---------- Records ----------

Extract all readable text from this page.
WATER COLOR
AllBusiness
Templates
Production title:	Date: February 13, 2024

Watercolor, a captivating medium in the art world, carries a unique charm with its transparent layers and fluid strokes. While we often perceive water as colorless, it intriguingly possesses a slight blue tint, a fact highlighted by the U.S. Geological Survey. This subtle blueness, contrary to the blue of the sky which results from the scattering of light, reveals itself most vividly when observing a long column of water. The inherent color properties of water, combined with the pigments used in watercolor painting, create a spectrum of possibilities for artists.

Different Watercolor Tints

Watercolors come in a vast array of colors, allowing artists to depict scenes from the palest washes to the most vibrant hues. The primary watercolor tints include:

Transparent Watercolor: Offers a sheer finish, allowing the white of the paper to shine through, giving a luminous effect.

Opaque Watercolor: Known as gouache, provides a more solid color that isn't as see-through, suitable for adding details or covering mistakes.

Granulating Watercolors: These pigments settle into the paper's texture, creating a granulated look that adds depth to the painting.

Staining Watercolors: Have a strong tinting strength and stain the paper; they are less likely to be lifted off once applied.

----------

Given task: Write out every line of the preceding listing that contains "allowing".

Answer to the problem:
Watercolors come in a vast array of colors, allowing artists to depict scenes from the palest washes to the most vibrant hues. The primary watercolor tints include:
Transparent Watercolor: Offers a sheer finish, allowing the white of the paper to shine through, giving a luminous effect.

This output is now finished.